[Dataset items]
* * * *
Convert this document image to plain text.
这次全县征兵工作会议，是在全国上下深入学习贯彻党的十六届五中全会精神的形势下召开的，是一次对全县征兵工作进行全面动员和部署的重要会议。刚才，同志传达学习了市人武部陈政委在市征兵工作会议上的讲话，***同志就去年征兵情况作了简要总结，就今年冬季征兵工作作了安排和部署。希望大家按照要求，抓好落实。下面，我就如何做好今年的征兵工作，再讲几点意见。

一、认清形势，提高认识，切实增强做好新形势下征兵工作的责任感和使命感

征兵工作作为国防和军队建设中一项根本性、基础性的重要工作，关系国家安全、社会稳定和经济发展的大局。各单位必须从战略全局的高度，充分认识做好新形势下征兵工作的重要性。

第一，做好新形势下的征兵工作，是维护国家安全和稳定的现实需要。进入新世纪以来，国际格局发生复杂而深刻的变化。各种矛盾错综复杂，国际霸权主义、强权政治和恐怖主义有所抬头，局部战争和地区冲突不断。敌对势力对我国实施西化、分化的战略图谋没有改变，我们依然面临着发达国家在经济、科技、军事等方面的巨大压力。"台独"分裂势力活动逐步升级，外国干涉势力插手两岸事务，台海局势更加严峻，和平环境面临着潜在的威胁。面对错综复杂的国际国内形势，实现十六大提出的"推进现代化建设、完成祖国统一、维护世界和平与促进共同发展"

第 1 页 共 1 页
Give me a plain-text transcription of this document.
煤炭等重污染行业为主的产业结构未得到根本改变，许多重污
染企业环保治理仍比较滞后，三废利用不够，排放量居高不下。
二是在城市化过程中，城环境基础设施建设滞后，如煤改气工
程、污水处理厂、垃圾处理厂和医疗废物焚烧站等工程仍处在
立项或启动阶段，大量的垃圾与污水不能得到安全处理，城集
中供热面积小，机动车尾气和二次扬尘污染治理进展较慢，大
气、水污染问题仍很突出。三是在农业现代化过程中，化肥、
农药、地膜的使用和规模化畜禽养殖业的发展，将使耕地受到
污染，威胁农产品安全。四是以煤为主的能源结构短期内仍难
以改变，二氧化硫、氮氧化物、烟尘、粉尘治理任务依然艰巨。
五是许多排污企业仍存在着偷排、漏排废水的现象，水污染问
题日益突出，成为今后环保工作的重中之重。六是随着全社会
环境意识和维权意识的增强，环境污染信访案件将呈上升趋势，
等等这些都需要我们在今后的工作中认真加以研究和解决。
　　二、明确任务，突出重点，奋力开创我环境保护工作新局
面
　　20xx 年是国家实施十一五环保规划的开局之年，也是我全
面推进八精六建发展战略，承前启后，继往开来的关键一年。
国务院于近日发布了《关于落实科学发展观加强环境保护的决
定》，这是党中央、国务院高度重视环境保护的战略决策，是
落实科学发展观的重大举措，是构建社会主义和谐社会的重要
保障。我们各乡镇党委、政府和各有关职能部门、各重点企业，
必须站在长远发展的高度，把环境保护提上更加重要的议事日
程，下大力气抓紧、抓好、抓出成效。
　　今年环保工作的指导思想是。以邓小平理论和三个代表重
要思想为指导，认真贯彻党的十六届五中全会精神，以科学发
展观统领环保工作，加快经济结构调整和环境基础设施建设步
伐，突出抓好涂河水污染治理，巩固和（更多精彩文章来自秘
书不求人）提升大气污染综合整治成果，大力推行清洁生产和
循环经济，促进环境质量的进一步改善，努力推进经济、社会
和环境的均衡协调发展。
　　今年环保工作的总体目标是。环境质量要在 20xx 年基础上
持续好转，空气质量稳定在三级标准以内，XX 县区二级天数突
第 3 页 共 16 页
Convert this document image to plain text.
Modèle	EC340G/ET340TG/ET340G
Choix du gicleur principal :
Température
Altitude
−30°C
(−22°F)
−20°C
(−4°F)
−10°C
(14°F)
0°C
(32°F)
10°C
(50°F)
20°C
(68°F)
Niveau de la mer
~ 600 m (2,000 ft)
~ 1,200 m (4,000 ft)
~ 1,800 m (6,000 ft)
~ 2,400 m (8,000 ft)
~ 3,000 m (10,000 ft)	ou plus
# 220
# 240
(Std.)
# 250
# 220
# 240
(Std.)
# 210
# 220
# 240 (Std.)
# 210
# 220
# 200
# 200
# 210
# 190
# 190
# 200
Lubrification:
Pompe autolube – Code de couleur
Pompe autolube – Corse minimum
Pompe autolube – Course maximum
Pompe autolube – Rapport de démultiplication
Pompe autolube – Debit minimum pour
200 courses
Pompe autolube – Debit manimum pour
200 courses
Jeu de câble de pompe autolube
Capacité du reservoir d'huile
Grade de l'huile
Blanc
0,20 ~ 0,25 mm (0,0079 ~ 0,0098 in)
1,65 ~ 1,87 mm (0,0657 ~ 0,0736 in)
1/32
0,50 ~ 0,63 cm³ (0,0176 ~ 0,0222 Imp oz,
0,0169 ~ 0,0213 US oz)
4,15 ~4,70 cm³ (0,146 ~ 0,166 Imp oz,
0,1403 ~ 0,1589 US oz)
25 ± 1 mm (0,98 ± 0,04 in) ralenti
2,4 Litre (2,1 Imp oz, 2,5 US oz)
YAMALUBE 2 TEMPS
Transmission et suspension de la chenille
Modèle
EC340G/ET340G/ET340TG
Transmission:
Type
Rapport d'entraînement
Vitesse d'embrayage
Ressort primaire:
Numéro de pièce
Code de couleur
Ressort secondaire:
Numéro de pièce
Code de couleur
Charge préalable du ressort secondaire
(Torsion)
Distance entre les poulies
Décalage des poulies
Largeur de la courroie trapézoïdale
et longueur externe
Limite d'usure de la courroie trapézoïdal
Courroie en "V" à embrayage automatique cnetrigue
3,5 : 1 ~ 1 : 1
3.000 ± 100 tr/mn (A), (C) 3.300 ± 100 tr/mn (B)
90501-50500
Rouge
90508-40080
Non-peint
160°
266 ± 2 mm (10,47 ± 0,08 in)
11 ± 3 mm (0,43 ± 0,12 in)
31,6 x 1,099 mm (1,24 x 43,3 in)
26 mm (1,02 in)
* * * *
» What the task asks:
Reproduce every line of the listing above in which the string "Modèle" appears.

» Result of the task:
Modèle	EC340G/ET340TG/ET340G
Modèle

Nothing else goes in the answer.